--- Excerpt provided ---
# wii fit



## MaidenScotland (Jun 6, 2009)

Need help

I got a Wii fit from America last week it was second hand but almost new, only $50 dollars off the original price.. well I used it last week and it was fine and then I plugged it in this evening and it stayed on for about 2 minutes then the box stopped receiving power, I have checked the sockets etc and they are all fine.
Any suggestions? Or does anyone know where I can get it looked at in Cairo?

Thanks

Maiden x


----------



## Lanason (Sep 1, 2009)

*ooppps*



MaidenScotland said:


> Need help
> 
> I got a Wii fit from America last week it was second hand but almost new, only $50 dollars off the original price.. well I used it last week and it was fine and then I plugged it in this evening and it stayed on for about 2 minutes then the box stopped receiving power, I have checked the sockets etc and they are all fine.
> Any suggestions? Or does anyone know where I can get it looked at in Cairo?
> ...


cant help with your problem - but don't believe when it calculates your Wii age - it lies !!!!!


----------



## MaidenScotland (Jun 6, 2009)

I also have bathroom scales that lie!!


----------



## Dolly (Feb 17, 2008)

I just paid $130AUD for a Wii fit yesterday plus another $34AUD for the step!!!! I also can't help with the problem, hope someone comes up with a contact where you can send it to be looked at. 

My bathroom scales don't lie, it doesn't get a chance cos I never dare to go near it! :lol:

Dolly


----------



## psip (Jan 20, 2010)

MaidenScotland said:


> Need help
> 
> I got a Wii fit from America last week it was second hand but almost new, only $50 dollars off the original price.. well I used it last week and it was fine and then I plugged it in this evening and it stayed on for about 2 minutes then the box stopped receiving power, I have checked the sockets etc and they are all fine.

--- Recorded information ---
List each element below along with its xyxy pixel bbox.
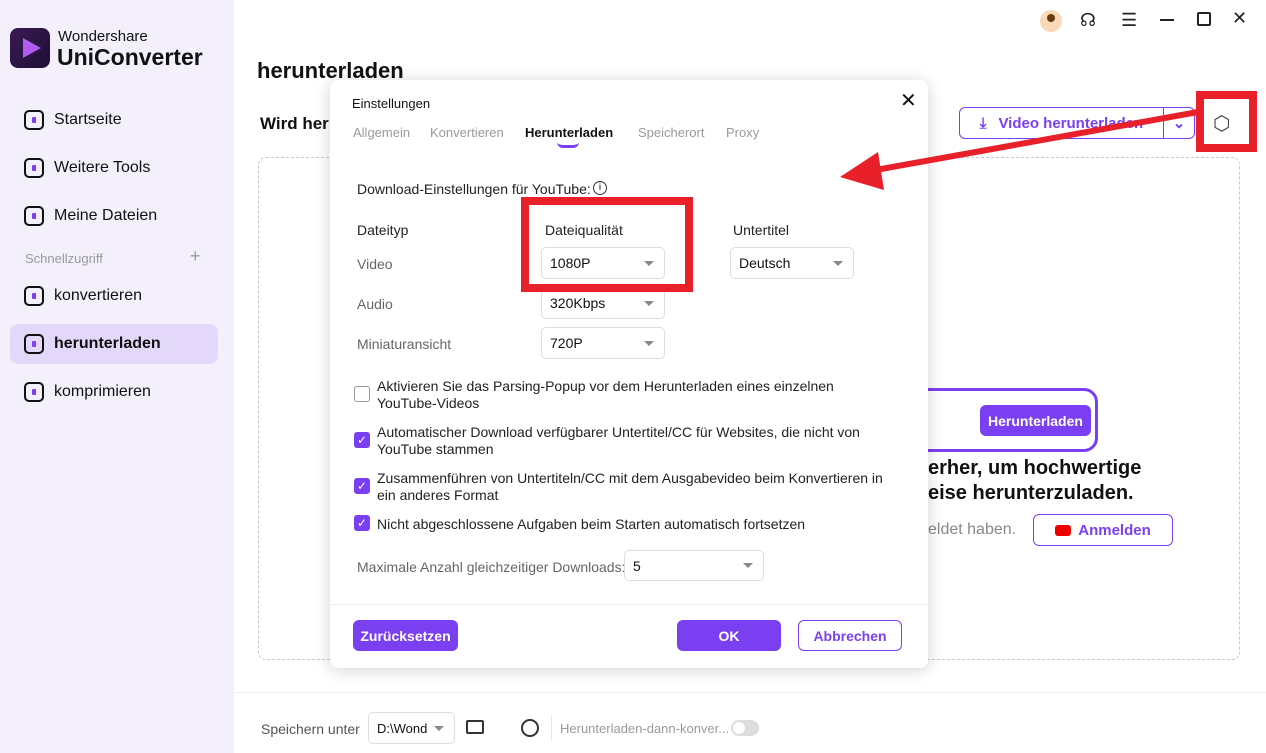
annotation-arrow [840, 109, 1199, 190]
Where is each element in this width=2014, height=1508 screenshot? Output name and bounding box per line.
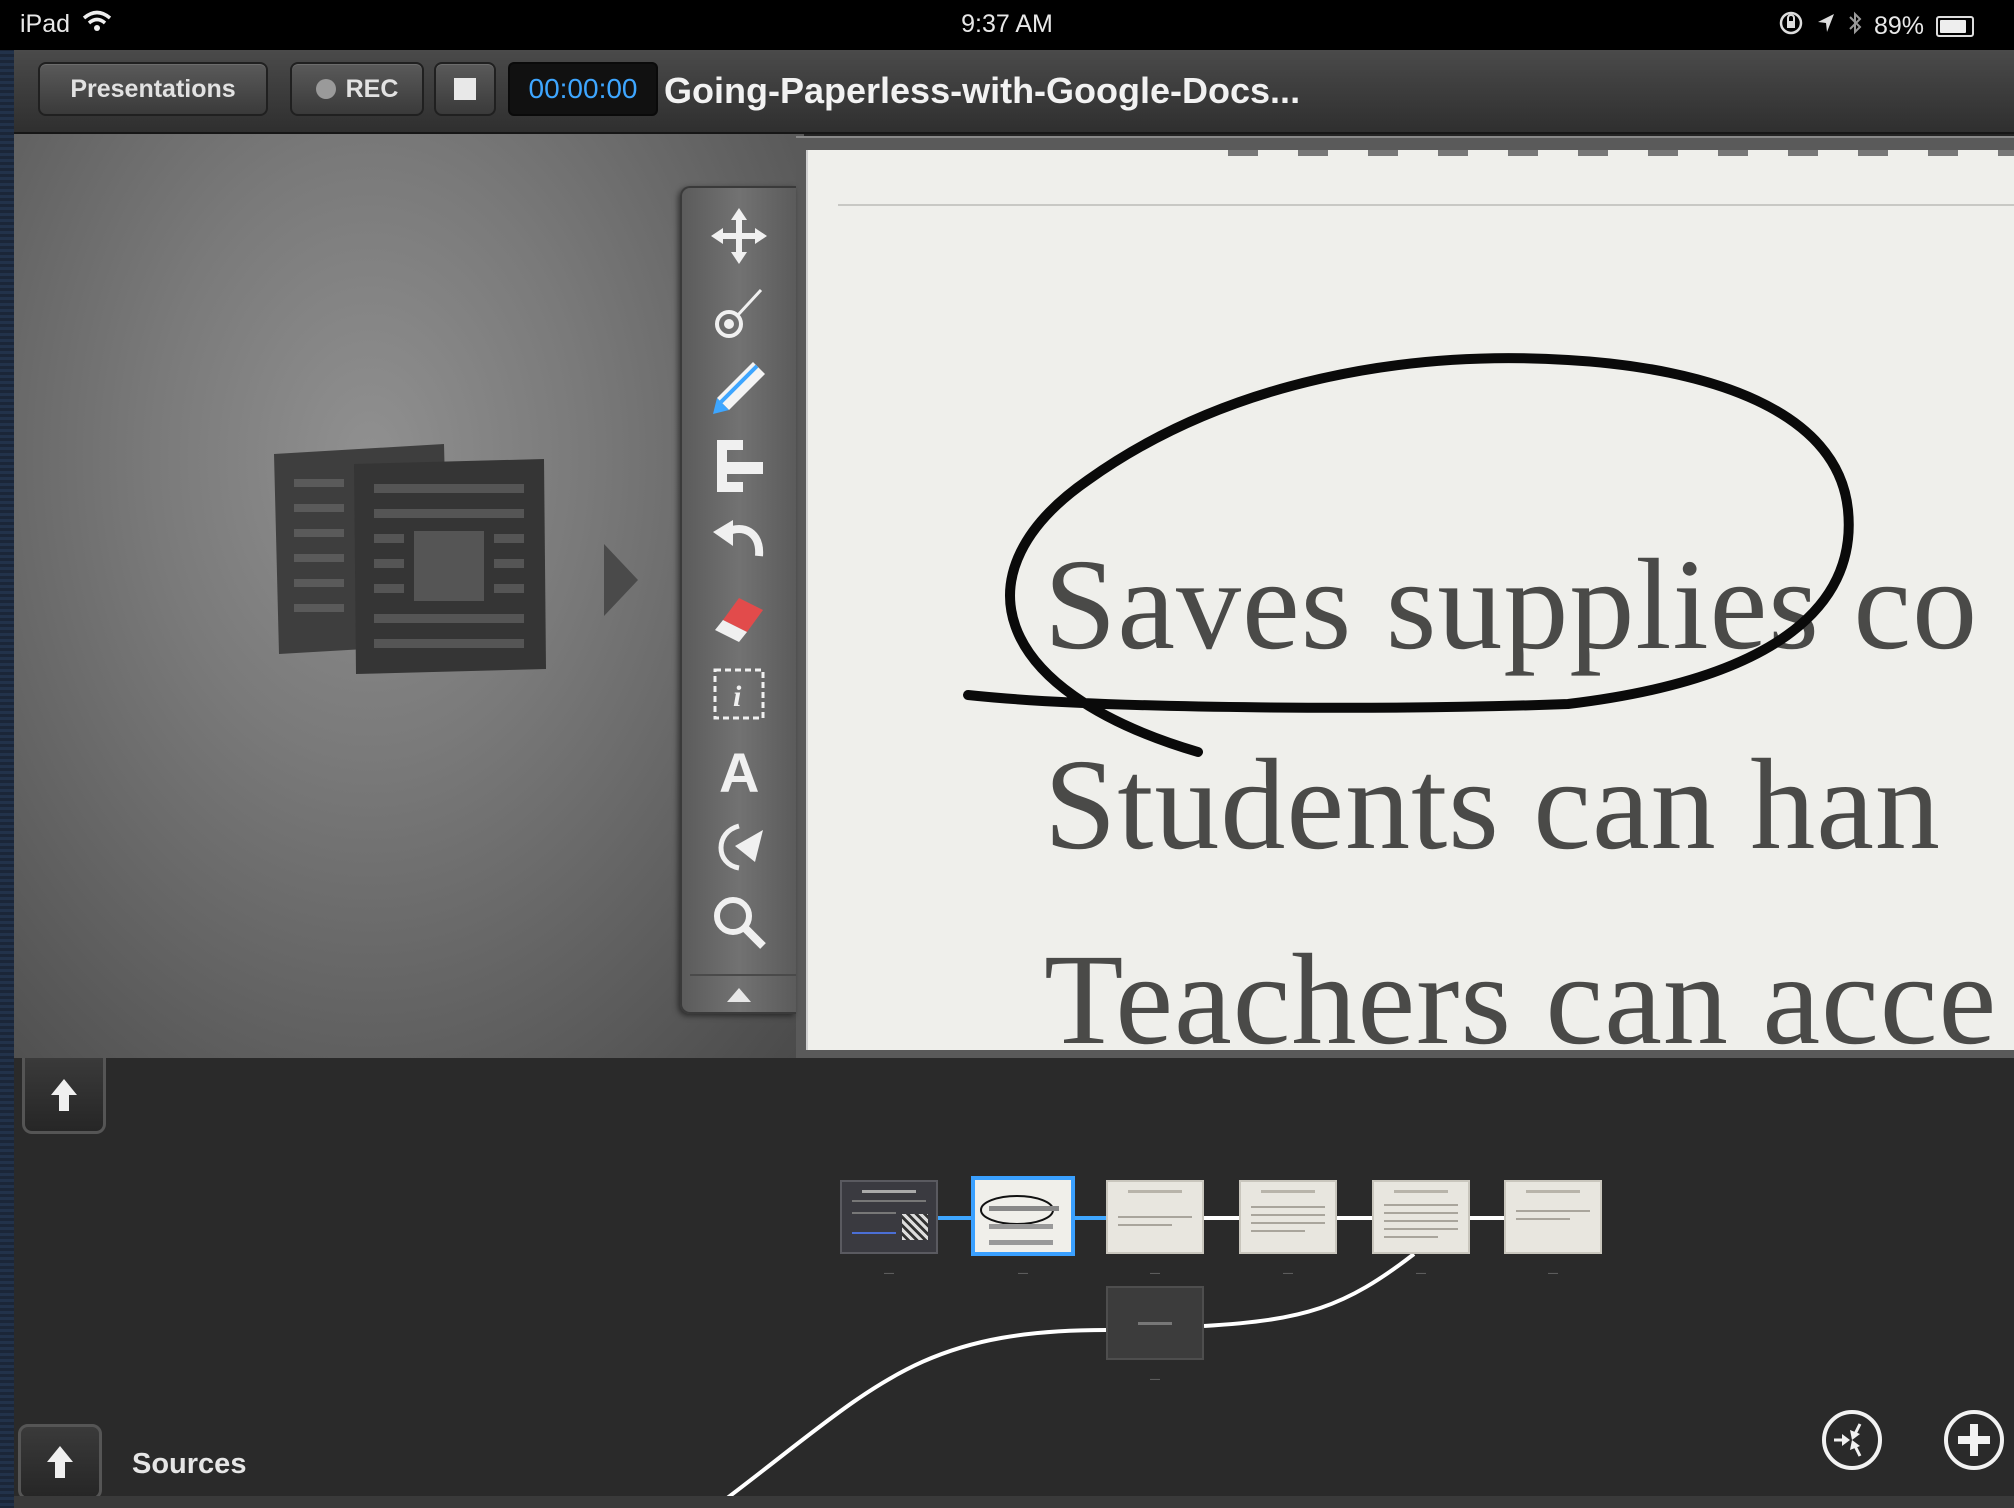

--- Prompt ---
Go on with the forum thread about the Wii Fit that stopped receiving power, continuing from the end of the text above rather than from the listing.

--- Response ---
> Any suggestions? Or does anyone know where I can get it looked at in Cairo?
> ...


I think I know what the problem is. I just moved to Cairo last week from the U.S. and brought my Wii with me. Prior to my departure I did some research and found out that for some reason the U.S. Wii is only good at 110 volts. This means a voltage converter is necessary because Egypt runs on 220 volts. There is a chance that you may have ruined your Wii, but there is also a chance that you only blew out your power cord and need to replace it. For your information, there is a store on 26th of July street in Zamalek called Al Ogail that sells converters and Wii accessories.


----------



## MaidenScotland (Jun 6, 2009)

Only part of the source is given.